— Begin DATA PROVIDED —
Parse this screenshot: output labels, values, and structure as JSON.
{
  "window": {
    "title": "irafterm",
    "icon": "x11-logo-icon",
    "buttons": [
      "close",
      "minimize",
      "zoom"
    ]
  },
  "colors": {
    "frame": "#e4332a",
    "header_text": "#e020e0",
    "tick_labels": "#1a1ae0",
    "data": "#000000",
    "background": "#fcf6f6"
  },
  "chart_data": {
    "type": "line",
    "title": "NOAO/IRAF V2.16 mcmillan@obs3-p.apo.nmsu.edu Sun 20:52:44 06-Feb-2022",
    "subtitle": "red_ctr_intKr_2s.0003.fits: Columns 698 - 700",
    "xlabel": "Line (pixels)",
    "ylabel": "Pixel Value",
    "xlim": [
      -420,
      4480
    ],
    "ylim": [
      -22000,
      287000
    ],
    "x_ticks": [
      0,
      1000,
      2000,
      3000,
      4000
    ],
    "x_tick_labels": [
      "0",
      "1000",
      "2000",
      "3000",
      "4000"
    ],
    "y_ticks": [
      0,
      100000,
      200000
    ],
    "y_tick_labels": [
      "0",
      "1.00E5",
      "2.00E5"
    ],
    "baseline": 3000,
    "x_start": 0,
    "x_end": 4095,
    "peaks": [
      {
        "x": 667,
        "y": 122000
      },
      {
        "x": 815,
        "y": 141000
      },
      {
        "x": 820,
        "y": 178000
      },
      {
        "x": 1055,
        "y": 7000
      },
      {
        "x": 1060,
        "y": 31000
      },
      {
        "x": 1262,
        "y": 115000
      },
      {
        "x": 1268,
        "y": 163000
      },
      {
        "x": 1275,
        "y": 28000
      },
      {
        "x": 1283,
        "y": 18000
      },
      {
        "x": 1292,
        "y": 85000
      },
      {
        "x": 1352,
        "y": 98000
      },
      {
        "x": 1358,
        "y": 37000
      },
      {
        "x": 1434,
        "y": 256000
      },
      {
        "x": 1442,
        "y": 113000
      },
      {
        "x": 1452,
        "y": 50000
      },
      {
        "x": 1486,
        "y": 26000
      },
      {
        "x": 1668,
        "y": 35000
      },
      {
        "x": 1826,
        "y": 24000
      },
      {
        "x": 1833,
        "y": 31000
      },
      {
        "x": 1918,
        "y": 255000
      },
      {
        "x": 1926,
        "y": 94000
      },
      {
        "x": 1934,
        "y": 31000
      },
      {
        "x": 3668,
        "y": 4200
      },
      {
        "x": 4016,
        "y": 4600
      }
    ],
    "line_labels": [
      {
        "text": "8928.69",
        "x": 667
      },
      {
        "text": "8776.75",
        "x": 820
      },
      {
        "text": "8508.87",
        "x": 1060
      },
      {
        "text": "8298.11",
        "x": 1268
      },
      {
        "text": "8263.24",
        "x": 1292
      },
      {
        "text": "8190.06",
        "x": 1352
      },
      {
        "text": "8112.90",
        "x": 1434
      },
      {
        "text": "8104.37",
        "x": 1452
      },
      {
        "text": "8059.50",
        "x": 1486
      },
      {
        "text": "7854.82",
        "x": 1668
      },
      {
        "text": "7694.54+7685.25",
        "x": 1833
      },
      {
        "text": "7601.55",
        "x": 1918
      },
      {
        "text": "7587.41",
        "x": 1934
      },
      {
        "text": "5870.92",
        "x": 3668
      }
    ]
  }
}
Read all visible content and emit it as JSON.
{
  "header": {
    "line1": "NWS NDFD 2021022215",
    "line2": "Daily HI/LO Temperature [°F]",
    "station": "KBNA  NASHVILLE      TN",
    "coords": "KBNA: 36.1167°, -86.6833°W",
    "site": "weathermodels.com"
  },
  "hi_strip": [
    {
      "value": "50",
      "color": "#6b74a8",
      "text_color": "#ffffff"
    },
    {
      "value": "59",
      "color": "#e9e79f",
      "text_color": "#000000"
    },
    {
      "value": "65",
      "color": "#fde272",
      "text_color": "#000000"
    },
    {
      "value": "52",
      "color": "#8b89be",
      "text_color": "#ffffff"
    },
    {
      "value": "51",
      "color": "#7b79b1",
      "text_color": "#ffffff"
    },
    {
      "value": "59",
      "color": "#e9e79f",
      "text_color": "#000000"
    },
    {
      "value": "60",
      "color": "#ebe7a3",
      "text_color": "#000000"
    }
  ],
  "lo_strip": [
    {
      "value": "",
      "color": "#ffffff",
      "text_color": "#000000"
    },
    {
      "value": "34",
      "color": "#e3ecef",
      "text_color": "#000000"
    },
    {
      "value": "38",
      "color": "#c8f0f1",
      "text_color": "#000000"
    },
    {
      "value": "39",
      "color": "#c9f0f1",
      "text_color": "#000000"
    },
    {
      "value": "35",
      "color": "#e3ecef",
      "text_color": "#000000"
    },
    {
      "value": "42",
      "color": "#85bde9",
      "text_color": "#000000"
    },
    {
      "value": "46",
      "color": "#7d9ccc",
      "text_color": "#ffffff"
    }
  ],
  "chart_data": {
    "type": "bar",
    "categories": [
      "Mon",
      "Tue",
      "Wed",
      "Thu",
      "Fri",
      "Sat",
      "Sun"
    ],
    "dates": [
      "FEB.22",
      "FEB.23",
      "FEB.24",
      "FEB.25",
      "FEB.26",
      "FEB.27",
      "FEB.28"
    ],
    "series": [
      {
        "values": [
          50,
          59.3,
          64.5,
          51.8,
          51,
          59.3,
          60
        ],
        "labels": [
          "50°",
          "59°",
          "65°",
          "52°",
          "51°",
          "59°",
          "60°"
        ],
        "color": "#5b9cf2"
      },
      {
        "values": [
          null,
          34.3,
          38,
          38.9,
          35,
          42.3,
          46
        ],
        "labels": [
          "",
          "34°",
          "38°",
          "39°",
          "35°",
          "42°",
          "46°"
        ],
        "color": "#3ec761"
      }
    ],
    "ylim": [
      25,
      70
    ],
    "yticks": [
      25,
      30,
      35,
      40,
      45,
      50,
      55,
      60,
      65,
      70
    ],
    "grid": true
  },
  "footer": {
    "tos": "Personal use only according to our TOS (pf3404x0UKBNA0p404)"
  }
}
— End DATA PROVIDED —
EXERCISE DIRECTIONS: Transcribe every entry word for word.

COMPLETED EXERCISE:
Parse this screenshot: output labels, values, and structure as JSON.
{
  "window": {
    "title": "irafterm",
    "icon": "x11-logo-icon",
    "buttons": [
      "close",
      "minimize",
      "zoom"
    ]
  },
  "colors": {
    "frame": "#e4332a",
    "header_text": "#e020e0",
    "tick_labels": "#1a1ae0",
    "data": "#000000",
    "background": "#fcf6f6"
  },
  "chart_data": {
    "type": "line",
    "title": "NOAO/IRAF V2.16 mcmillan@obs3-p.apo.nmsu.edu Sun 20:52:44 06-Feb-2022",
    "subtitle": "red_ctr_intKr_2s.0003.fits: Columns 698 - 700",
    "xlabel": "Line (pixels)",
    "ylabel": "Pixel Value",
    "xlim": [
      -420,
      4480
    ],
    "ylim": [
      -22000,
      287000
    ],
    "x_ticks": [
      0,
      1000,
      2000,
      3000,
      4000
    ],
    "x_tick_labels": [
      "0",
      "1000",
      "2000",
      "3000",
      "4000"
    ],
    "y_ticks": [
      0,
      100000,
      200000
    ],
    "y_tick_labels": [
      "0",
      "1.00E5",
      "2.00E5"
    ],
    "baseline": 3000,
    "x_start": 0,
    "x_end": 4095,
    "peaks": [
      {
        "x": 667,
        "y": 122000
      },
      {
        "x": 815,
        "y": 141000
      },
      {
        "x": 820,
        "y": 178000
      },
      {
        "x": 1055,
        "y": 7000
      },
      {
        "x": 1060,
        "y": 31000
      },
      {
        "x": 1262,
        "y": 115000
      },
      {
        "x": 1268,
        "y": 163000
      },
      {
        "x": 1275,
        "y": 28000
      },
      {
        "x": 1283,
        "y": 18000
      },
      {
        "x": 1292,
        "y": 85000
      },
      {
        "x": 1352,
        "y": 98000
      },
      {
        "x": 1358,
        "y": 37000
      },
      {
        "x": 1434,
        "y": 256000
      },
      {
        "x": 1442,
        "y": 113000
      },
      {
        "x": 1452,
        "y": 50000
      },
      {
        "x": 1486,
        "y": 26000
      },
      {
        "x": 1668,
        "y": 35000
      },
      {
        "x": 1826,
        "y": 24000
      },
      {
        "x": 1833,
        "y": 31000
      },
      {
        "x": 1918,
        "y": 255000
      },
      {
        "x": 1926,
        "y": 94000
      },
      {
        "x": 1934,
        "y": 31000
      },
      {
        "x": 3668,
        "y": 4200
      },
      {
        "x": 4016,
        "y": 4600
      }
    ],
    "line_labels": [
      {
        "text": "8928.69",
        "x": 667
      },
      {
        "text": "8776.75",
        "x": 820
      },
      {
        "text": "8508.87",
        "x": 1060
      },
      {
        "text": "8298.11",
        "x": 1268
      },
      {
        "text": "8263.24",
        "x": 1292
      },
      {
        "text": "8190.06",
        "x": 1352
      },
      {
        "text": "8112.90",
        "x": 1434
      },
      {
        "text": "8104.37",
        "x": 1452
      },
      {
        "text": "8059.50",
        "x": 1486
      },
      {
        "text": "7854.82",
        "x": 1668
      },
      {
        "text": "7694.54+7685.25",
        "x": 1833
      },
      {
        "text": "7601.55",
        "x": 1918
      },
      {
        "text": "7587.41",
        "x": 1934
      },
      {
        "text": "5870.92",
        "x": 3668
      }
    ]
  }
}
Read all visible content and emit it as JSON.
{
  "header": {
    "line1": "NWS NDFD 2021022215",
    "line2": "Daily HI/LO Temperature [°F]",
    "station": "KBNA  NASHVILLE      TN",
    "coords": "KBNA: 36.1167°, -86.6833°W",
    "site": "weathermodels.com"
  },
  "hi_strip": [
    {
      "value": "50",
      "color": "#6b74a8",
      "text_color": "#ffffff"
    },
    {
      "value": "59",
      "color": "#e9e79f",
      "text_color": "#000000"
    },
    {
      "value": "65",
      "color": "#fde272",
      "text_color": "#000000"
    },
    {
      "value": "52",
      "color": "#8b89be",
      "text_color": "#ffffff"
    },
    {
      "value": "51",
      "color": "#7b79b1",
      "text_color": "#ffffff"
    },
    {
      "value": "59",
      "color": "#e9e79f",
      "text_color": "#000000"
    },
    {
      "value": "60",
      "color": "#ebe7a3",
      "text_color": "#000000"
    }
  ],
  "lo_strip": [
    {
      "value": "",
      "color": "#ffffff",
      "text_color": "#000000"
    },
    {
      "value": "34",
      "color": "#e3ecef",
      "text_color": "#000000"
    },
    {
      "value": "38",
      "color": "#c8f0f1",
      "text_color": "#000000"
    },
    {
      "value": "39",
      "color": "#c9f0f1",
      "text_color": "#000000"
    },
    {
      "value": "35",
      "color": "#e3ecef",
      "text_color": "#000000"
    },
    {
      "value": "42",
      "color": "#85bde9",
      "text_color": "#000000"
    },
    {
      "value": "46",
      "color": "#7d9ccc",
      "text_color": "#ffffff"
    }
  ],
  "chart_data": {
    "type": "bar",
    "categories": [
      "Mon",
      "Tue",
      "Wed",
      "Thu",
      "Fri",
      "Sat",
      "Sun"
    ],
    "dates": [
      "FEB.22",
      "FEB.23",
      "FEB.24",
      "FEB.25",
      "FEB.26",
      "FEB.27",
      "FEB.28"
    ],
    "series": [
      {
        "values": [
          50,
          59.3,
          64.5,
          51.8,
          51,
          59.3,
          60
        ],
        "labels": [
          "50°",
          "59°",
          "65°",
          "52°",
          "51°",
          "59°",
          "60°"
        ],
        "color": "#5b9cf2"
      },
      {
        "values": [
          null,
          34.3,
          38,
          38.9,
          35,
          42.3,
          46
        ],
        "labels": [
          "",
          "34°",
          "38°",
          "39°",
          "35°",
          "42°",
          "46°"
        ],
        "color": "#3ec761"
      }
    ],
    "ylim": [
      25,
      70
    ],
    "yticks": [
      25,
      30,
      35,
      40,
      45,
      50,
      55,
      60,
      65,
      70
    ],
    "grid": true
  },
  "footer": {
    "tos": "Personal use only according to our TOS (pf3404x0UKBNA0p404)"
  }
}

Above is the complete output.